Work to do :: Looking through the listing, how many of its lines hold the word "JCPDS"? Answer with only the number.

Dataset records ::
----

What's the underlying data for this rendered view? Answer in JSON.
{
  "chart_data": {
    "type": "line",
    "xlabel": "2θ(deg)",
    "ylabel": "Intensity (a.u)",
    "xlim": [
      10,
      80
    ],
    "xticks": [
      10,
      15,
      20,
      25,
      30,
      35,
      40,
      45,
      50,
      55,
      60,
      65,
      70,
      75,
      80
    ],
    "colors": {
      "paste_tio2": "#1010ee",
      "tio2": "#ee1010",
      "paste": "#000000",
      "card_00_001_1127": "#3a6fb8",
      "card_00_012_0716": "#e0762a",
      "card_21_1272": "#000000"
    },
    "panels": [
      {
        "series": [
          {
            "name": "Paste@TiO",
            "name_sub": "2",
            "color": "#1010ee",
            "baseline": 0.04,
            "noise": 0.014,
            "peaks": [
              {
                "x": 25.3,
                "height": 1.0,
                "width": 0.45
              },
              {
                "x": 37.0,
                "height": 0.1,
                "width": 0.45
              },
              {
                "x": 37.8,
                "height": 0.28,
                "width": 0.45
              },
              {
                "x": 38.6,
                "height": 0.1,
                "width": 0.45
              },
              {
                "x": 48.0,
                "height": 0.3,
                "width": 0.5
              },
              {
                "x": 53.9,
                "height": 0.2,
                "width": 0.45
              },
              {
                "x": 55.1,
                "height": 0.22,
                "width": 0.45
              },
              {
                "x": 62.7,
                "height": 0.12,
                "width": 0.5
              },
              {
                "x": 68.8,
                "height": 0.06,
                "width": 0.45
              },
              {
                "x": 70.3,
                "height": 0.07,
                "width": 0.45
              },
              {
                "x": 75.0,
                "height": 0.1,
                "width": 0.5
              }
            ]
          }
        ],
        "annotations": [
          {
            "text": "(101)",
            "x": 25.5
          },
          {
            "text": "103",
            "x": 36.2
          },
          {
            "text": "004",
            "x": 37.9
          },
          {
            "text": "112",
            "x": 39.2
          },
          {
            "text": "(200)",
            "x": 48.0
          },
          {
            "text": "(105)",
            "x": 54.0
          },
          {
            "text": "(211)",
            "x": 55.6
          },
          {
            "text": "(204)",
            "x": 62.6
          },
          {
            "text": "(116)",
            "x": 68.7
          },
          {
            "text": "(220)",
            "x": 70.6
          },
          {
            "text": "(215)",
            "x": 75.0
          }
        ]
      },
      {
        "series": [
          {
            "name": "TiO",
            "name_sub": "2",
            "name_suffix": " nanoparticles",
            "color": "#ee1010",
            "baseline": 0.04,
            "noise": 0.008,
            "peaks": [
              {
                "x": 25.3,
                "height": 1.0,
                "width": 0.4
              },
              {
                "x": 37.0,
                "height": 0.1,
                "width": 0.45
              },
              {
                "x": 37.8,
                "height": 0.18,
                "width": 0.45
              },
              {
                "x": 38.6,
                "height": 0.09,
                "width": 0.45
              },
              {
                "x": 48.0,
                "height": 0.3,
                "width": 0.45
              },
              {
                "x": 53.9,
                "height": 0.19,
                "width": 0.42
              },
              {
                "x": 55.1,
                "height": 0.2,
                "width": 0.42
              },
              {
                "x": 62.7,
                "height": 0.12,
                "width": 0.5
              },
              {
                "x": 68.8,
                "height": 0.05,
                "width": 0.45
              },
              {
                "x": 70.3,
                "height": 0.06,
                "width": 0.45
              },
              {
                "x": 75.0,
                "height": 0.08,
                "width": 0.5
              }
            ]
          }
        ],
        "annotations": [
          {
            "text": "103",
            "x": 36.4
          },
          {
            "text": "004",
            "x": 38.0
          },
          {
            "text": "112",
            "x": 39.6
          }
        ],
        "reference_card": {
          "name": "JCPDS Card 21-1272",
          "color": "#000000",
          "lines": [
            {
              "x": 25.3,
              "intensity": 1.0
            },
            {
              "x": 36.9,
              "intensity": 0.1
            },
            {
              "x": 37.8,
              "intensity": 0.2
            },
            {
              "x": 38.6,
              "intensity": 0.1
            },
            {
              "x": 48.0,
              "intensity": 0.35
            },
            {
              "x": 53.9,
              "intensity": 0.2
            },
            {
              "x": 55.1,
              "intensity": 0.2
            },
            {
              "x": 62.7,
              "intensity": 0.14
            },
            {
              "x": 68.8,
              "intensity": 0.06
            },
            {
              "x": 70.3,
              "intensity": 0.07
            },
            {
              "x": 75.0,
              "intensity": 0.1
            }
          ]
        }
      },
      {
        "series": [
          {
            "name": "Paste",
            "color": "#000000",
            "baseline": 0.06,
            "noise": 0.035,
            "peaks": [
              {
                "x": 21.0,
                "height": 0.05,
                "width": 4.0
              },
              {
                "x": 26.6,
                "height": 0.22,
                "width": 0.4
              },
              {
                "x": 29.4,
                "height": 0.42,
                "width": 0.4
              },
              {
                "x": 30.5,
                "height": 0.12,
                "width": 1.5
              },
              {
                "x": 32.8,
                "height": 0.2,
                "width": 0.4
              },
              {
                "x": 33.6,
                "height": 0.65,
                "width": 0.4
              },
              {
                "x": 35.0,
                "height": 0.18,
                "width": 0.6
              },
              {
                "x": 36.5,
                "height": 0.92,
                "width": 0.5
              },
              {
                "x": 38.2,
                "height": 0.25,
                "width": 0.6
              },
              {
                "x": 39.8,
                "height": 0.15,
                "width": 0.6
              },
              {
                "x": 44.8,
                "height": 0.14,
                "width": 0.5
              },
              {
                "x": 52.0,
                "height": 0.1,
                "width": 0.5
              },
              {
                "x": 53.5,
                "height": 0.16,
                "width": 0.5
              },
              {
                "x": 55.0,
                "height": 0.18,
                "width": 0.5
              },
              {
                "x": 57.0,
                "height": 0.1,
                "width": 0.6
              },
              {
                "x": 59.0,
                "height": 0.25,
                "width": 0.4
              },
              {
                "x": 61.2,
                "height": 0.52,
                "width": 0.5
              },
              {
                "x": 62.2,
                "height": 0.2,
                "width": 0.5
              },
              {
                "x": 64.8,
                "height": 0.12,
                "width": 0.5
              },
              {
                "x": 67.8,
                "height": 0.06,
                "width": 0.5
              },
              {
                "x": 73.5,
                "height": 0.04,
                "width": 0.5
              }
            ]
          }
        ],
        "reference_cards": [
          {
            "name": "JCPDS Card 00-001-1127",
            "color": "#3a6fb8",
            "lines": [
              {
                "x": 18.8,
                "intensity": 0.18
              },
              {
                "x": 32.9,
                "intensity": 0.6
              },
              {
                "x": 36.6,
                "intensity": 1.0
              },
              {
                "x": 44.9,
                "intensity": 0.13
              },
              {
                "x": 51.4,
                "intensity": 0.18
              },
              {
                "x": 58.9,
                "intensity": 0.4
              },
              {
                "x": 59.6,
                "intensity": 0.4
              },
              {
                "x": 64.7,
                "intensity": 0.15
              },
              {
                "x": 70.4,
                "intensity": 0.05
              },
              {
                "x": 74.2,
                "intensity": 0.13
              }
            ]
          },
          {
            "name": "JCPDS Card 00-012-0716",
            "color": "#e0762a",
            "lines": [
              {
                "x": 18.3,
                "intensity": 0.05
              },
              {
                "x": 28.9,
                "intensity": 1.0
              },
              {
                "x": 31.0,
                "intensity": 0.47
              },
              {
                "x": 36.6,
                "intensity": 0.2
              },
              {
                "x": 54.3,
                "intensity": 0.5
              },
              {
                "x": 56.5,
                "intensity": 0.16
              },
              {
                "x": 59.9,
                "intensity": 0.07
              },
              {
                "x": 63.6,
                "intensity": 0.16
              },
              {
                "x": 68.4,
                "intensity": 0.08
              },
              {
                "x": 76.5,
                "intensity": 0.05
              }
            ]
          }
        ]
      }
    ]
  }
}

----

Exercise answer :: 3